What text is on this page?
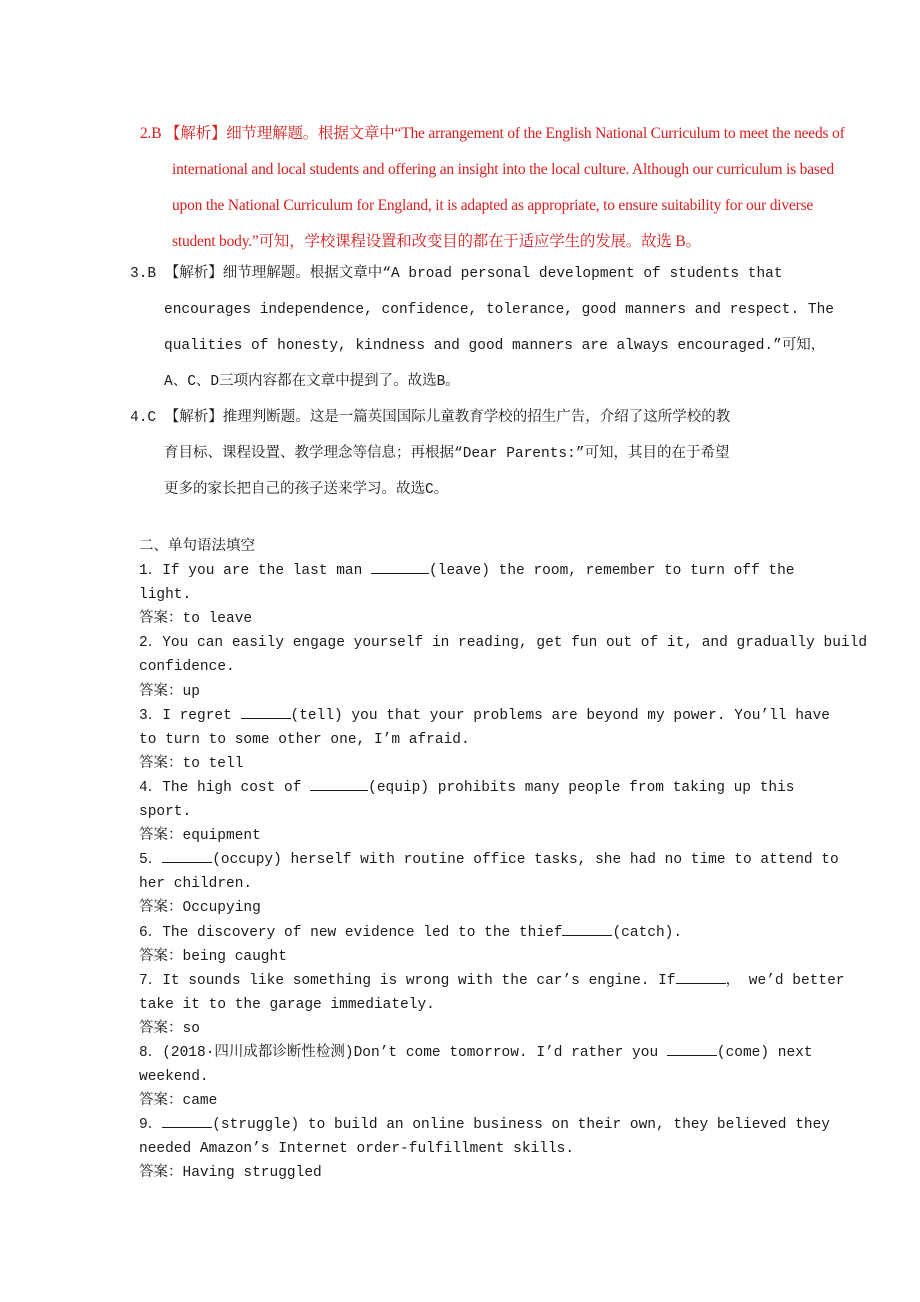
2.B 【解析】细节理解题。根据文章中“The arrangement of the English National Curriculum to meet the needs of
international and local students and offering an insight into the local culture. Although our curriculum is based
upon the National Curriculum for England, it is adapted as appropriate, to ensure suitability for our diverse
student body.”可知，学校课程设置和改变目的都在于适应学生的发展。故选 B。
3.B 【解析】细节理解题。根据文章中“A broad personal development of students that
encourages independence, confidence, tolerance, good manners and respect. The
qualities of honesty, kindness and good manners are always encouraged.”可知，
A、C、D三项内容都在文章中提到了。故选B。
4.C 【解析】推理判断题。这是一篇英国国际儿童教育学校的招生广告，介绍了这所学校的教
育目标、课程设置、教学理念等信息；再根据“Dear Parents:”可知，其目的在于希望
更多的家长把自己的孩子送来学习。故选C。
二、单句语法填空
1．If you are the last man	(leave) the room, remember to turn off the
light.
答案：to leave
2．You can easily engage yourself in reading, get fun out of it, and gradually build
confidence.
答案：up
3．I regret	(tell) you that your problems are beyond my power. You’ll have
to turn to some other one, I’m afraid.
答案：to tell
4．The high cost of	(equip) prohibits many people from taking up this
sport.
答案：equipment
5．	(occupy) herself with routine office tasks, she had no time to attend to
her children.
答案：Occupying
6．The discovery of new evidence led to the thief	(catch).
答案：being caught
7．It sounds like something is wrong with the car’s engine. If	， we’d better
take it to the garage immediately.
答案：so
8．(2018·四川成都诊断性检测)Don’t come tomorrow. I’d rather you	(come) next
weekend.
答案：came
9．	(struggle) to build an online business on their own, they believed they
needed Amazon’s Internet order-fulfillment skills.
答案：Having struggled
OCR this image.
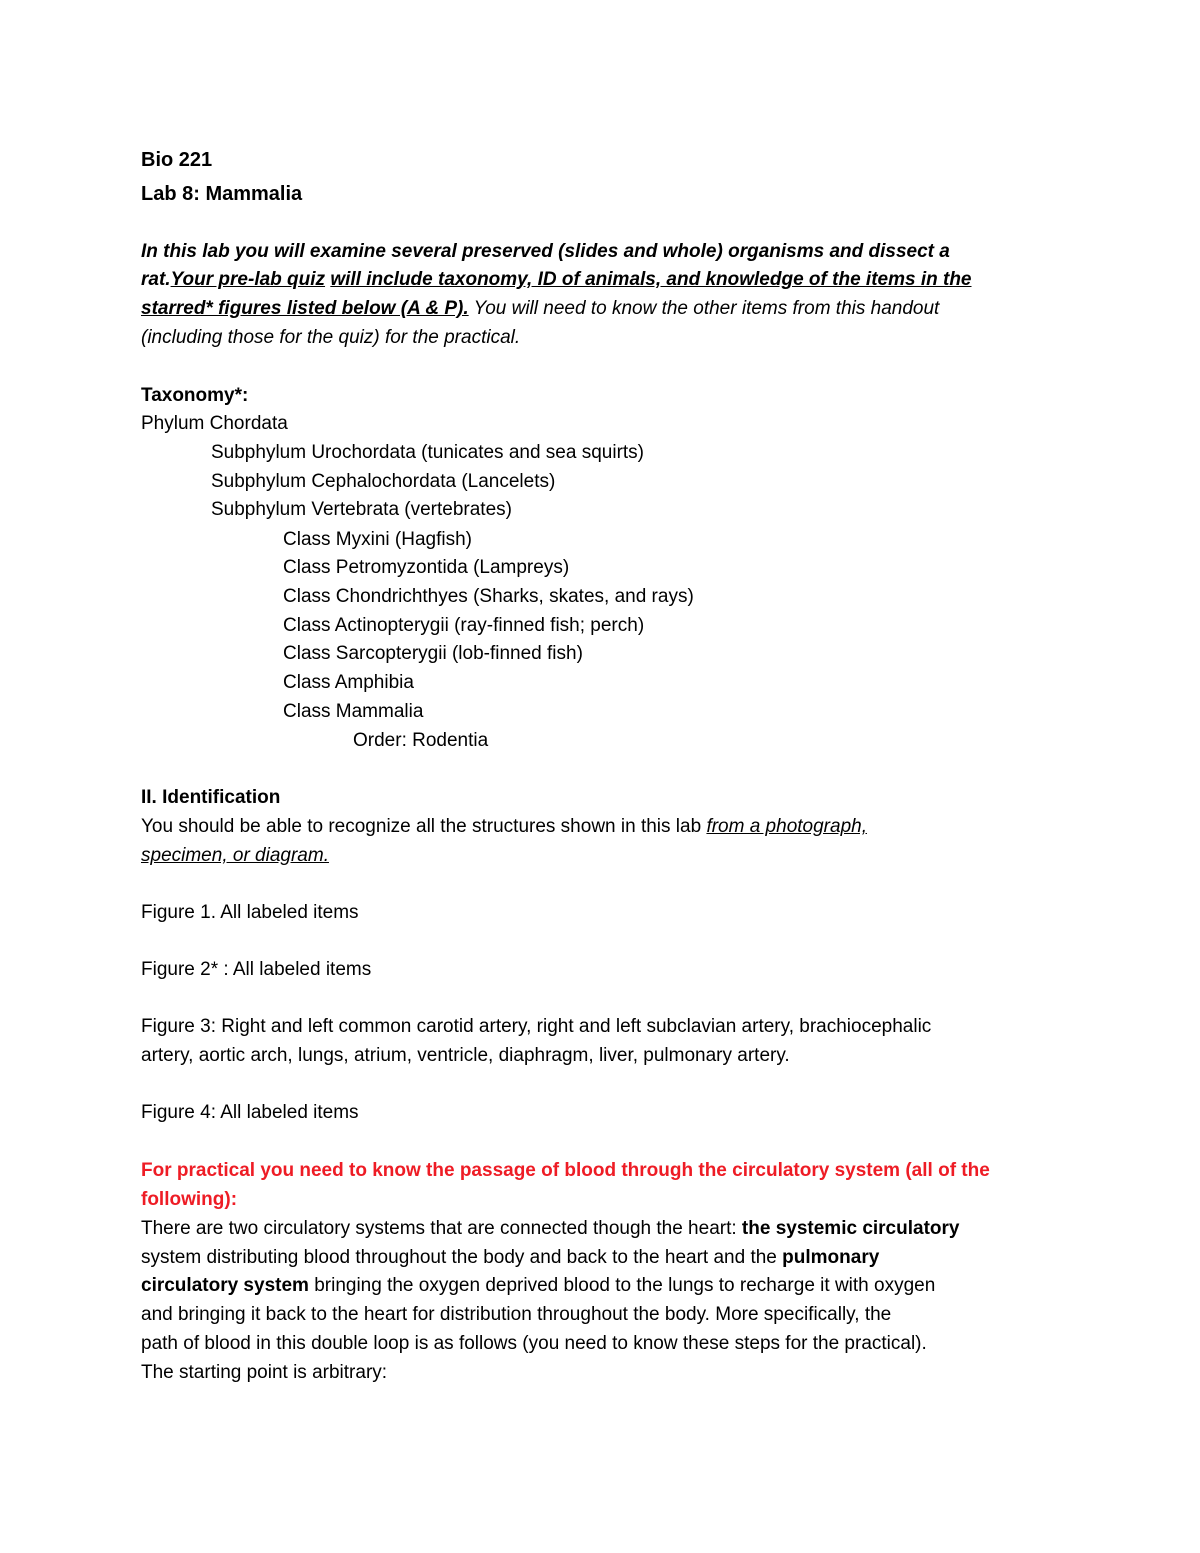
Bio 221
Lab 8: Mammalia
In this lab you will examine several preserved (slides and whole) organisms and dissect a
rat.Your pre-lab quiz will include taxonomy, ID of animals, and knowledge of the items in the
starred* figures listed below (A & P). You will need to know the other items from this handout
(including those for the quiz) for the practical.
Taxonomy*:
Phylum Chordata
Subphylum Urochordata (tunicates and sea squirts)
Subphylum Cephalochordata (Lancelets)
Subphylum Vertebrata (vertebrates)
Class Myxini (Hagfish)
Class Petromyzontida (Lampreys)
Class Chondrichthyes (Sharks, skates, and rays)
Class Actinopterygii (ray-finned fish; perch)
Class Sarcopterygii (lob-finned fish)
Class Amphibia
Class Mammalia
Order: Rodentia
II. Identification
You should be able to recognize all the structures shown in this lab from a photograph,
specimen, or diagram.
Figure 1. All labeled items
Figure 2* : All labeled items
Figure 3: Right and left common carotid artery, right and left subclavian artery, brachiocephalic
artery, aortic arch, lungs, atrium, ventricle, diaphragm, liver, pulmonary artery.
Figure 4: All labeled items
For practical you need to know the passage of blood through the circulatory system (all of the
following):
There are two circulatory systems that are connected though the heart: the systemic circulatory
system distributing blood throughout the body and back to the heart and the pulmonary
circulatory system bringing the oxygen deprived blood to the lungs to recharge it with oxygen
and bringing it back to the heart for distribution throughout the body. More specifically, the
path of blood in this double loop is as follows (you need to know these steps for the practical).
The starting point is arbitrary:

* * *

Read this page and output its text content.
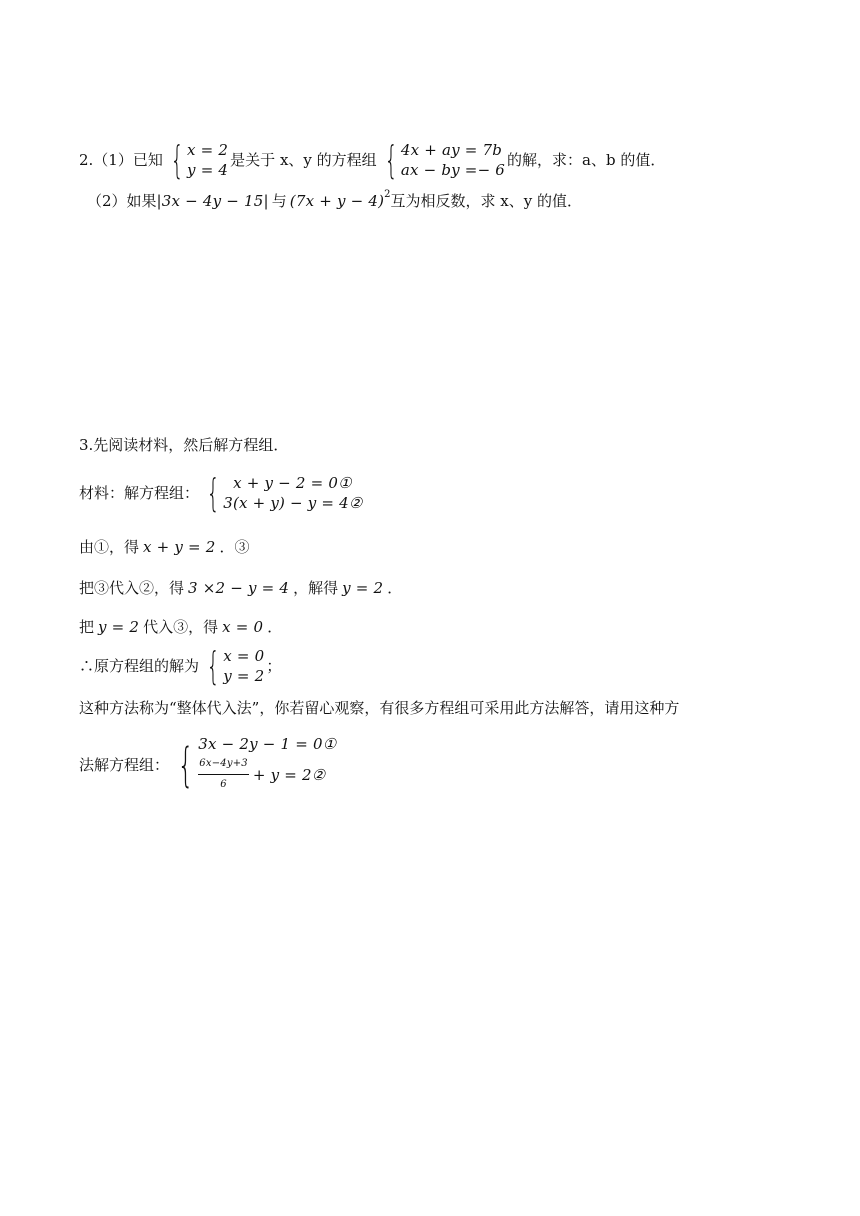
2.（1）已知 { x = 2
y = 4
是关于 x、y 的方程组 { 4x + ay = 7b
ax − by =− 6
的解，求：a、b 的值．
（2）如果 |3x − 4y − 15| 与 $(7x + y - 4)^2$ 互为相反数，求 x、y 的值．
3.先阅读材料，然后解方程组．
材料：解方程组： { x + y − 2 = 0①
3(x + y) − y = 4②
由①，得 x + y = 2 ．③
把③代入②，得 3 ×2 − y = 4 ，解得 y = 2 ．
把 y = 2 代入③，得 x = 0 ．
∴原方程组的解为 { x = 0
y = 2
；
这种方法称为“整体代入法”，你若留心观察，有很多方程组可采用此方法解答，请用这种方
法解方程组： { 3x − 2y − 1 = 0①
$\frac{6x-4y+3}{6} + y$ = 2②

Request:
Show each line of the listing that holds the string "细节理解题".

Result for this exercise:
2.B 【解析】细节理解题。根据文章中“The arrangement of the English National Curriculum to meet the needs of
3.B 【解析】细节理解题。根据文章中“A broad personal development of students that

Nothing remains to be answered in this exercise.